WRITTEN INSTRUCTION - Which lines hold the word "湖南湘江新区洋湖"? Copy each one.

DATA PROVIDED -
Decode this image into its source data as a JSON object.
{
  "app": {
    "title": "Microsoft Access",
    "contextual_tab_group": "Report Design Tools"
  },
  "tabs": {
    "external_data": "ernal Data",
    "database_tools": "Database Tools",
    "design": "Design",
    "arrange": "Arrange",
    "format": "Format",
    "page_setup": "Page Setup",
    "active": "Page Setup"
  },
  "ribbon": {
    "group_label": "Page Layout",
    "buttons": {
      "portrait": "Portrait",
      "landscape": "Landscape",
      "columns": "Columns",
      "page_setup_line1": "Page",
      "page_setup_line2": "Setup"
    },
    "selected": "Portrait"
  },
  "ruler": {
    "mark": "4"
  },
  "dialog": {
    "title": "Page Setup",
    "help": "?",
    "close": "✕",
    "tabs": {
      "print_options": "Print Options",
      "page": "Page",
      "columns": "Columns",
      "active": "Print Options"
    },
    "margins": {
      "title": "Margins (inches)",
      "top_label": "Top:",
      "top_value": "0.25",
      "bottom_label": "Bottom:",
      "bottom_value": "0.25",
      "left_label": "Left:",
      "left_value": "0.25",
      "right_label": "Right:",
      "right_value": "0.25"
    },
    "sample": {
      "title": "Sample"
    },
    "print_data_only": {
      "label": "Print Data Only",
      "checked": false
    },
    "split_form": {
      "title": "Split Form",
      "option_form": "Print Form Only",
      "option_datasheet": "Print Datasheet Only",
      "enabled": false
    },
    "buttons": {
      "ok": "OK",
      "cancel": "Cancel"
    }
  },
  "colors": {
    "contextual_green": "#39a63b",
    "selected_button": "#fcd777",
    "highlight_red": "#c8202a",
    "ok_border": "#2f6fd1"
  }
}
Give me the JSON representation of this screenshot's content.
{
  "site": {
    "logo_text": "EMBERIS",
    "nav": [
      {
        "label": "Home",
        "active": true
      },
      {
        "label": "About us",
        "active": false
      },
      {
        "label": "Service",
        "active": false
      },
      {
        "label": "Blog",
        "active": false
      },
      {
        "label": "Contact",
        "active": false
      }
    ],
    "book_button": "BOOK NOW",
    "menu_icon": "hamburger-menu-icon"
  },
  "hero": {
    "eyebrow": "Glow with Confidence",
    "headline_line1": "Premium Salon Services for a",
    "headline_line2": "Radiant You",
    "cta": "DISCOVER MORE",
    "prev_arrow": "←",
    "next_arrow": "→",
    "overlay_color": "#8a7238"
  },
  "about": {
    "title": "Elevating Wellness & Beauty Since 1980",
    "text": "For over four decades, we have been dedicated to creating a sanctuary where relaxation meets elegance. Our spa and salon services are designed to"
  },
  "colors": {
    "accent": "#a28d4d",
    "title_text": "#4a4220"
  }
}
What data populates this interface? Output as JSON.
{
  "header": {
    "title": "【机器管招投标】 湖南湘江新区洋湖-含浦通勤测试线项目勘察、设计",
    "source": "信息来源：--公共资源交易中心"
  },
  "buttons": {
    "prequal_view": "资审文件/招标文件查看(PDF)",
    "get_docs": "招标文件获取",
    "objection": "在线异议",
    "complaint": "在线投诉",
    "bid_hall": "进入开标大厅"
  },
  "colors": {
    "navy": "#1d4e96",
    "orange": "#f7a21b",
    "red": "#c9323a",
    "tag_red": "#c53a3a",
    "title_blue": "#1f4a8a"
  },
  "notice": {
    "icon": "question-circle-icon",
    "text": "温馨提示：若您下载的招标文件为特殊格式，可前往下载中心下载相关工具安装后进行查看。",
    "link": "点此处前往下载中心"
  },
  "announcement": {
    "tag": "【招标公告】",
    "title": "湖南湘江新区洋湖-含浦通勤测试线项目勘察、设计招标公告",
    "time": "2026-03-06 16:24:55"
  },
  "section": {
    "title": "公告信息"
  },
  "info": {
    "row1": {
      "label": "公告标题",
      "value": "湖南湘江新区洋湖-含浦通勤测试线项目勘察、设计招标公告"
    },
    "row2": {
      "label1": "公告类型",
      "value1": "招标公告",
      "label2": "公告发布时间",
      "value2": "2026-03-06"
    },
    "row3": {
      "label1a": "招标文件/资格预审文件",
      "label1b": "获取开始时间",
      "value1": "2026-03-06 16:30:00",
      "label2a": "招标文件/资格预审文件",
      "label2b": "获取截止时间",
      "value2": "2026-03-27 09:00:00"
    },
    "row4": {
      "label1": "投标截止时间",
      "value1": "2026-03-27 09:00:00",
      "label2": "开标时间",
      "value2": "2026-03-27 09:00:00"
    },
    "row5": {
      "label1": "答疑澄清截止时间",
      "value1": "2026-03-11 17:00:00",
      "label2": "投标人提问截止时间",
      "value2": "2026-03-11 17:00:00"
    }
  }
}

RESPONSE TO THIS EXERCISE -
    "title": "【机器管招投标】 湖南湘江新区洋湖-含浦通勤测试线项目勘察、设计",
    "title": "湖南湘江新区洋湖-含浦通勤测试线项目勘察、设计招标公告",
      "value": "湖南湘江新区洋湖-含浦通勤测试线项目勘察、设计招标公告"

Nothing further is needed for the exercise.